::: Extract provided :::
Oh My, Umami
About author / Amy Powell
World traveler; gourmet 30 minute meals; lover of exotic ingredients; winner on FoodTV's Chefs vs City; graduate French Culinary Institute. Her recipes will tantalize your taste buds.

We all know the four basic tastes: sweet, sour, salty, and bitter. But did you know there is a fifth taste as well? You mostly likely experience this taste everyday and don’t even realize it. When you bite into a piece of aged parmesan cheese you should get a little salty, but most likely it is not sour, sweet, or bitter. But something makes that cheese taste, well, yummy. That thing you taste is umami.
If you are not familiar with the fifth taste, you are not alone. In fact, the idea of there being just four tastes dates back to Democritus, a Greek philosopher born in the fifth century BCE. Prior to Democritus, the tastes sweet, sour, and salty were widely acknowledged. Democritus added bitter to that group and so it remained that all tastes were made up of a combination of those four flavors until less than 200 years ago.
In the late 19th century, half way around the world from each other, the French chef Auguste Escoffier and the Japanese chemist Kikunae Ikeda, were both contemplating the existence of a fifth taste. In France, Escoffier had recently broken with the traditional grandiose buffets concocted by his predecessors and had begun rethinking the kitchen, focusing on cooking to order with rich concentrated flavors. One of Escoffier’s main contributions to the revolution of Western cuisine was veal stock. It was not sweet, salty, bitter, or sour, but its concentrated flavor was delicious and that deliciousness was used to enhance everything from soups to sauces.
Meanwhile in Japan, Ikeda the chemist was contemplating his bowl of dashi, a seaweed based broth common to Japanese cuisine, and he too noted that although this flavor profile did not fit into the category of sweet, salty, sour or bitter, it was an essential tasty element to many Japanese foods. Ikeda called this taste umami, or “yummy.”
:::
Tasks to complete =>
A - Translate this sentence from the umami article into French: "Prior to Democritus, the tastes sweet, sour, and salty were widely acknowledged."
B - List every person named in the umami article.
C - Reproduce the passage of the umami article starting with "In the late" and going on through "soups to sauces.".
::: Source data :::
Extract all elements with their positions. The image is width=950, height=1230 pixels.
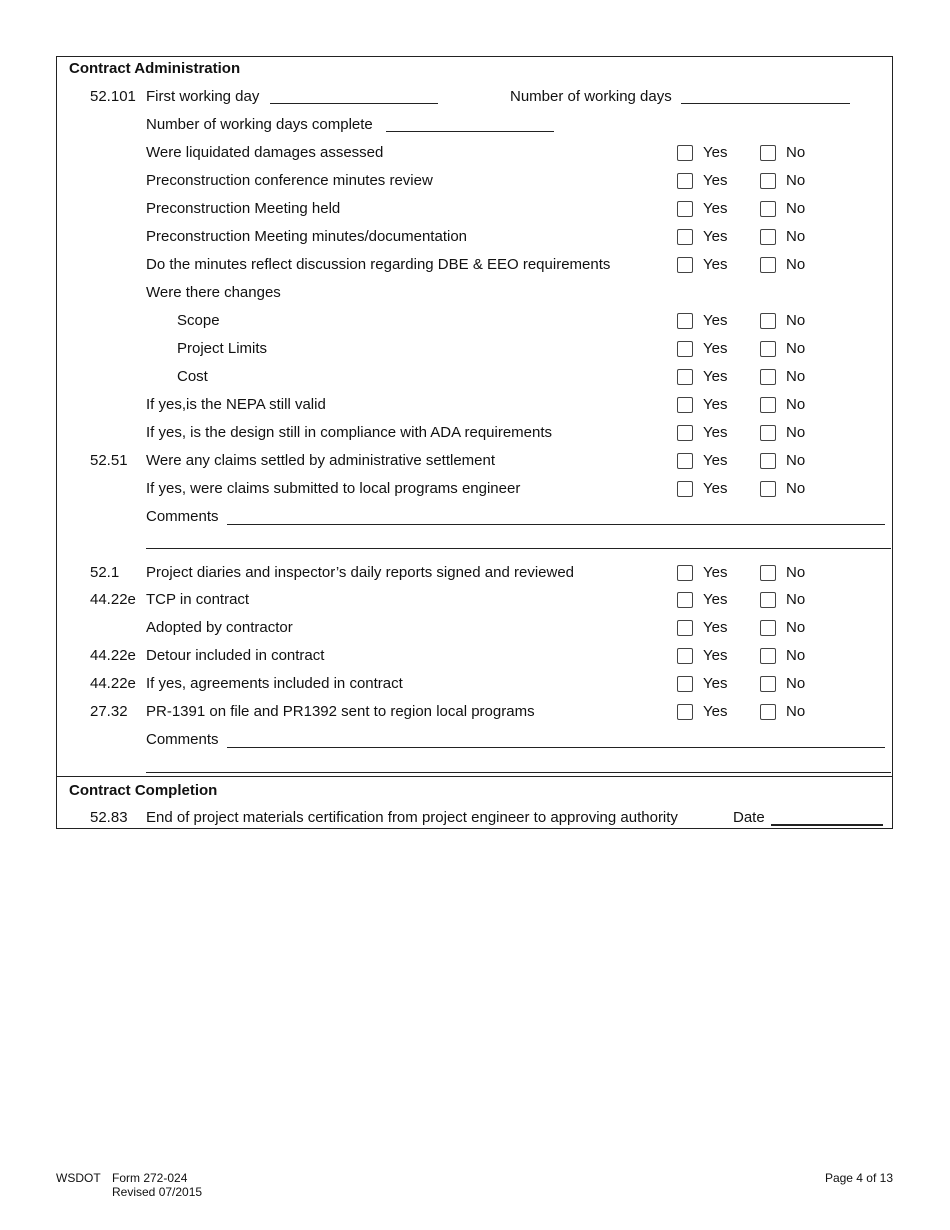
:::
Results in order =>
A - Avant Démocrite, les saveurs sucrée, acide et salée étaient largement reconnues.

B - Amy Powell, Democritus, Auguste Escoffier, Kikunae Ikeda

C -
In the late 19th century, half way around the world from each other, the French chef Auguste Escoffier and the Japanese chemist Kikunae Ikeda, were both contemplating the existence of a fifth taste. In France, Escoffier had recently broken with the traditional grandiose buffets concocted by his predecessors and had begun rethinking the kitchen, focusing on cooking to order with rich concentrated flavors. One of Escoffier’s main contributions to the revolution of Western cuisine was veal stock. It was not sweet, salty, bitter, or sour, but its concentrated flavor was delicious and that deliciousness was used to enhance everything from soups to sauces.